[start of GIVEN ENTRIES]

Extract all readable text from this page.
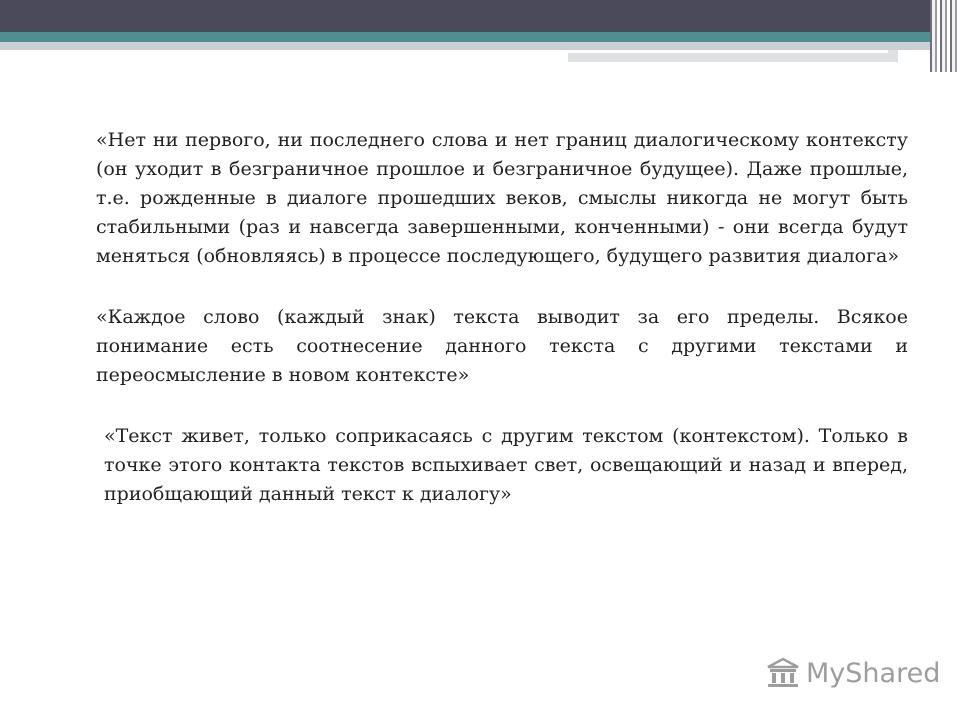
«Нет ни первого, ни последнего слова и нет границ диалогическому контексту (он уходит в безграничное прошлое и безграничное будущее). Даже прошлые, т.е. рожденные в диалоге прошедших веков, смыслы никогда не могут быть стабильными (раз и навсегда завершенными, конченными) - они всегда будут меняться (обновляясь) в процессе последующего, будущего развития диалога»

«Каждое слово (каждый знак) текста выводит за его пределы. Всякое понимание есть соотнесение данного текста с другими текстами и переосмысление в новом контексте»

«Текст живет, только соприкасаясь с другим текстом (контекстом). Только в точке этого контакта текстов вспыхивает свет, освещающий и назад и вперед, приобщающий данный текст к диалогу»

MyShared
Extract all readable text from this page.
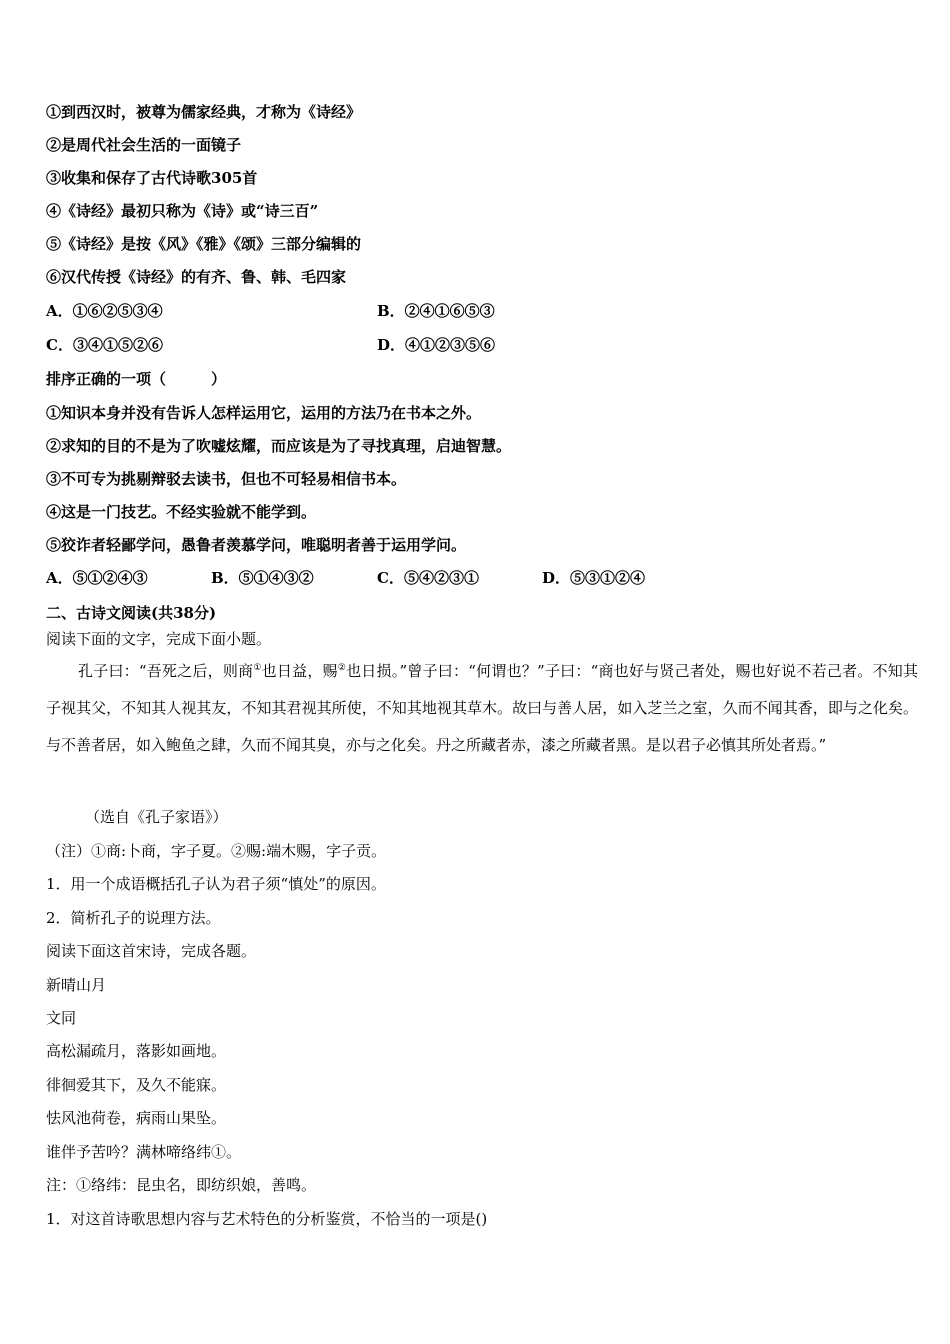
①到西汉时，被尊为儒家经典，才称为《诗经》
②是周代社会生活的一面镜子
③收集和保存了古代诗歌305首
④《诗经》最初只称为《诗》或“诗三百”
⑤《诗经》是按《风》《雅》《颂》三部分编辑的
⑥汉代传授《诗经》的有齐、鲁、韩、毛四家
A．①⑥②⑤③④	B．②④①⑥⑤③
C．③④①⑤②⑥	D．④①②③⑤⑥
排序正确的一项（　　　）
①知识本身并没有告诉人怎样运用它，运用的方法乃在书本之外。
②求知的目的不是为了吹嘘炫耀，而应该是为了寻找真理，启迪智慧。
③不可专为挑剔辩驳去读书，但也不可轻易相信书本。
④这是一门技艺。不经实验就不能学到。
⑤狡诈者轻鄙学问，愚鲁者羡慕学问，唯聪明者善于运用学问。
A．⑤①②④③	B．⑤①④③②	C．⑤④②③①	D．⑤③①②④
二、古诗文阅读(共38分)
阅读下面的文字，完成下面小题。
孔子曰：“吾死之后，则商①也日益，赐②也日损。”曾子曰：“何谓也？”子曰：“商也好与贤己者处，赐也好说不若己者。不知其子视其父，不知其人视其友，不知其君视其所使，不知其地视其草木。故曰与善人居，如入芝兰之室，久而不闻其香，即与之化矣。与不善者居，如入鲍鱼之肆，久而不闻其臭，亦与之化矣。丹之所藏者赤，漆之所藏者黑。是以君子必慎其所处者焉。”
（选自《孔子家语》）
（注）①商:卜商，字子夏。②赐:端木赐，字子贡。
1．用一个成语概括孔子认为君子须“慎处”的原因。
2．简析孔子的说理方法。
阅读下面这首宋诗，完成各题。
新晴山月
文同
高松漏疏月，落影如画地。
徘徊爱其下，及久不能寐。
怯风池荷卷，病雨山果坠。
谁伴予苦吟？满林啼络纬①。
注：①络纬：昆虫名，即纺织娘，善鸣。
1．对这首诗歌思想内容与艺术特色的分析鉴赏，不恰当的一项是()
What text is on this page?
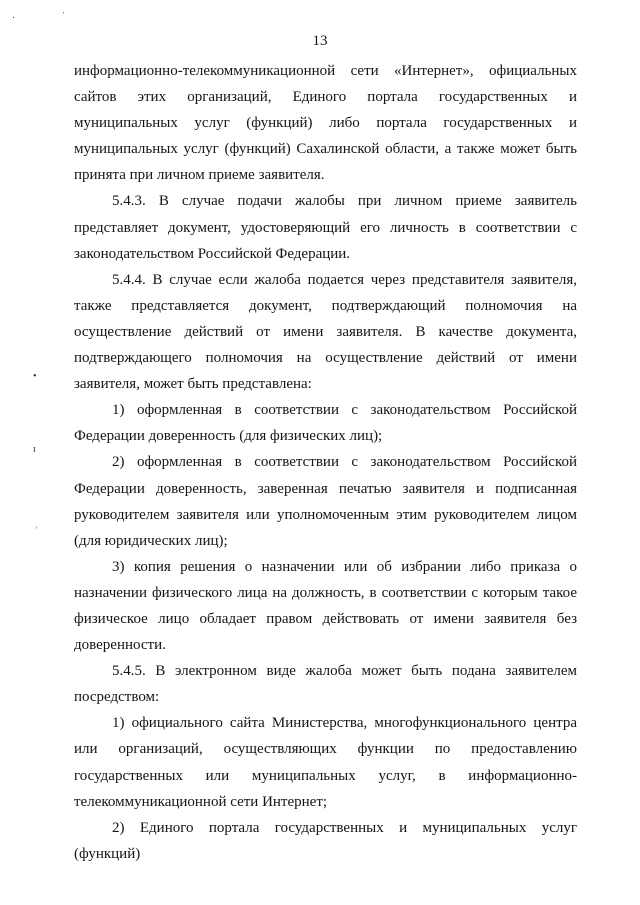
·	ˈ
•
ɪ
ʿ
13

информационно-телекоммуникационной сети «Интернет», официальных сайтов этих организаций, Единого портала государственных и муниципальных услуг (функций) либо портала государственных и муниципальных услуг (функций) Сахалинской области, а также может быть принята при личном приеме заявителя.

5.4.3. В случае подачи жалобы при личном приеме заявитель представляет документ, удостоверяющий его личность в соответствии с законодательством Российской Федерации.

5.4.4. В случае если жалоба подается через представителя заявителя, также представляется документ, подтверждающий полномочия на осуществление действий от имени заявителя. В качестве документа, подтверждающего полномочия на осуществление действий от имени заявителя, может быть представлена:

1) оформленная в соответствии с законодательством Российской Федерации доверенность (для физических лиц);

2) оформленная в соответствии с законодательством Российской Федерации доверенность, заверенная печатью заявителя и подписанная руководителем заявителя или уполномоченным этим руководителем лицом (для юридических лиц);

3) копия решения о назначении или об избрании либо приказа о назначении физического лица на должность, в соответствии с которым такое физическое лицо обладает правом действовать от имени заявителя без доверенности.

5.4.5. В электронном виде жалоба может быть подана заявителем посредством:

1) официального сайта Министерства, многофункционального центра или организаций, осуществляющих функции по предоставлению государственных или муниципальных услуг, в информационно-телекоммуникационной сети Интернет;

2) Единого портала государственных и муниципальных услуг (функций)
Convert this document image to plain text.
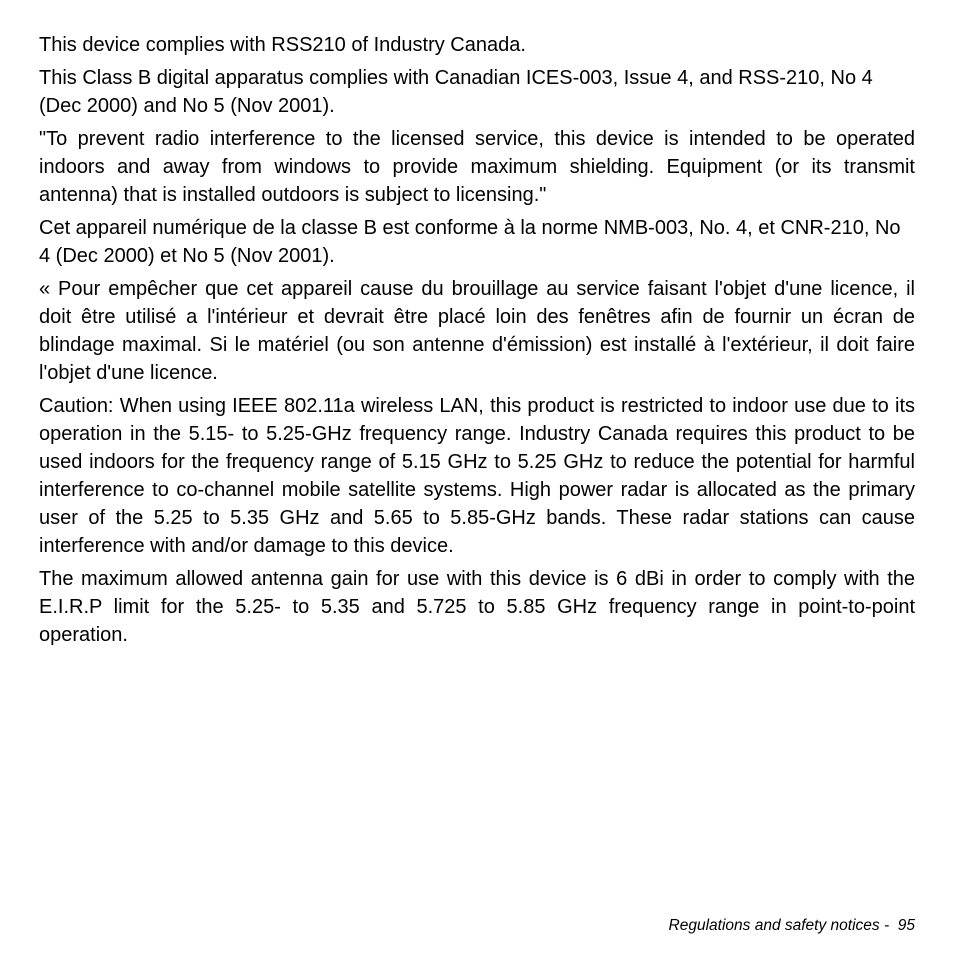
This device complies with RSS210 of Industry Canada.

This Class B digital apparatus complies with Canadian ICES-003, Issue 4, and RSS-210, No 4 (Dec 2000) and No 5 (Nov 2001).

"To prevent radio interference to the licensed service, this device is intended to be operated indoors and away from windows to provide maximum shielding. Equipment (or its transmit antenna) that is installed outdoors is subject to licensing."

Cet appareil numérique de la classe B est conforme à la norme NMB-003, No. 4, et CNR-210, No 4 (Dec 2000) et No 5 (Nov 2001).

« Pour empêcher que cet appareil cause du brouillage au service faisant l'objet d'une licence, il doit être utilisé a l'intérieur et devrait être placé loin des fenêtres afin de fournir un écran de blindage maximal. Si le matériel (ou son antenne d'émission) est installé à l'extérieur, il doit faire l'objet d'une licence.

Caution: When using IEEE 802.11a wireless LAN, this product is restricted to indoor use due to its operation in the 5.15- to 5.25-GHz frequency range. Industry Canada requires this product to be used indoors for the frequency range of 5.15 GHz to 5.25 GHz to reduce the potential for harmful interference to co-channel mobile satellite systems. High power radar is allocated as the primary user of the 5.25 to 5.35 GHz and 5.65 to 5.85-GHz bands. These radar stations can cause interference with and/or damage to this device.

The maximum allowed antenna gain for use with this device is 6 dBi in order to comply with the E.I.R.P limit for the 5.25- to 5.35 and 5.725 to 5.85 GHz frequency range in point-to-point operation.

Regulations and safety notices - 95
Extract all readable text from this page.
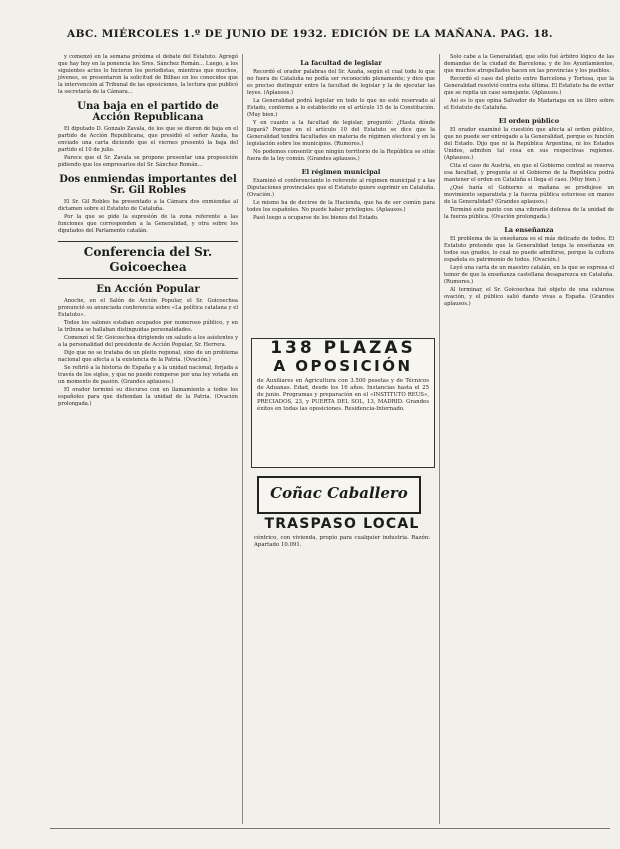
ABC. MIÉRCOLES 1.º DE JUNIO DE 1932. EDICIÓN DE LA MAÑANA. PAG. 18.

y comenzó en la semana próxima el debate del Estatuto. Agregó que hay hoy en la ponencia los Sres. Sánchez Román... Luego, a los siguientes actos lo hicieron los periodistas, mientras que muchos, jóvenes, se presentaron la solicitud de Bilbao en los conocidos que la intervención al Tribunal de las oposiciones, la lectura que publicó la secretaría de la Cámara...

Una baja en el partido de Acción Republicana

El diputado D. Gonzalo Zavala, de los que se dieron de baja en el partido de Acción Republicana, que presidió el señor Azaña, ha enviado una carta diciendo que el viernes presentó la baja del partido el 10 de julio.

Parece que el Sr. Zavala se propone presentar una proposición pidiendo que los empresarios del Sr. Sánchez Román...

Dos enmiendas importantes del Sr. Gil Robles

El Sr. Gil Robles ha presentado a la Cámara dos enmiendas al dictamen sobre el Estatuto de Cataluña.

Por la que se pide la supresión de la zona referente a las funciones que corresponden a la Generalidad, y otra sobre los diputados del Parlamento catalán.

Conferencia del Sr. Goicoechea
En Acción Popular

Anoche, en el Salón de Acción Popular, el Sr. Goicoechea pronunció su anunciada conferencia sobre «La política catalana y el Estatuto».

Todos los salones estaban ocupados por numeroso público, y en la tribuna se hallaban distinguidas personalidades.

Comenzó el Sr. Goicoechea dirigiendo un saludo a los asistentes y a la personalidad del presidente de Acción Popular, Sr. Herrera.

Dijo que no se trataba de un pleito regional, sino de un problema nacional que afecta a la existencia de la Patria. (Ovación.)

Se refirió a la historia de España y a la unidad nacional, forjada a través de los siglos, y que no puede romperse por una ley votada en un momento de pasión. (Grandes aplausos.)

El orador terminó su discurso con un llamamiento a todos los españoles para que defiendan la unidad de la Patria. (Ovación prolongada.)

La facultad de legislar

Recordó el orador palabras del Sr. Azaña, según el cual todo lo que no fuera de Cataluña no podía ser reconocido plenamente; y dice que es preciso distinguir entre la facultad de legislar y la de ejecutar las leyes. (Aplausos.)

La Generalidad podrá legislar en todo lo que no esté reservado al Estado, conforme a lo establecido en el artículo 15 de la Constitución. (Muy bien.)

Y en cuanto a la facultad de legislar, preguntó: ¿Hasta dónde llegará? Porque en el artículo 10 del Estatuto se dice que la Generalidad tendrá facultades en materia de régimen electoral y en la legislación sobre los municipios. (Rumores.)

No podemos consentir que ningún territorio de la República se sitúe fuera de la ley común. (Grandes aplausos.)

El régimen municipal

Examinó el conferenciante lo referente al régimen municipal y a las Diputaciones provinciales que el Estatuto quiere suprimir en Cataluña. (Ovación.)

Lo mismo ha de decirse de la Hacienda, que ha de ser común para todos los españoles. No puede haber privilegios. (Aplausos.)

Pasó luego a ocuparse de los bienes del Estado.

138 PLAZAS
A OPOSICIÓN
de Auxiliares en Agricultura con 3.500 pesetas y de Técnicos de Aduanas. Edad, desde los 16 años. Instancias hasta el 25 de junio. Programas y preparación en el «INSTITUTO REUS», PRECIADOS, 23, y PUERTA DEL SOL, 13, MADRID. Grandes éxitos en todas las oposiciones. Residencia-Internado.
Coñac Caballero
TRASPASO LOCAL
céntrico, con vivienda, propio para cualquier industria. Razón: Apartado 10.091.

Solo cabe a la Generalidad, que sólo fué árbitro lógico de las demandas de la ciudad de Barcelona; y de los Ayuntamientos, que muchos atropellados hacen en las provincias y los pueblos.

Recordó el caso del pleito entre Barcelona y Tortosa, que la Generalidad resolvió contra esta última. El Estatuto ha de evitar que se repita un caso semejante. (Aplausos.)

Así es lo que opina Salvador de Madariaga en su libro sobre el Estatuto de Cataluña.

El orden público

El orador examinó la cuestión que afecta al orden público, que no puede ser entregado a la Generalidad, porque es función del Estado. Dijo que ni la República Argentina, ni los Estados Unidos, admiten tal cosa en sus respectivas regiones. (Aplausos.)

Cita el caso de Austria, en que el Gobierno central se reserva esa facultad, y pregunta si el Gobierno de la República podrá mantener el orden en Cataluña si llega el caso. (Muy bien.)

¿Qué haría el Gobierno si mañana se produjese un movimiento separatista y la fuerza pública estuviese en manos de la Generalidad? (Grandes aplausos.)

Terminó este punto con una vibrante defensa de la unidad de la fuerza pública. (Ovación prolongada.)

La enseñanza

El problema de la enseñanza es el más delicado de todos. El Estatuto pretende que la Generalidad tenga la enseñanza en todos sus grados, lo cual no puede admitirse, porque la cultura española es patrimonio de todos. (Ovación.)

Leyó una carta de un maestro catalán, en la que se expresa el temor de que la enseñanza castellana desaparezca en Cataluña. (Rumores.)

Al terminar, el Sr. Goicoechea fué objeto de una calurosa ovación, y el público salió dando vivas a España. (Grandes aplausos.)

[end of GIVEN ENTRIES]

_THE REQUEST:_
Show the lines of the records that contain the word "complies".

_RESPONSE TO THE EXERCISE:_
This device complies with RSS210 of Industry Canada.
This Class B digital apparatus complies with Canadian ICES-003, Issue 4, and RSS-210, No 4 (Dec 2000) and No 5 (Nov 2001).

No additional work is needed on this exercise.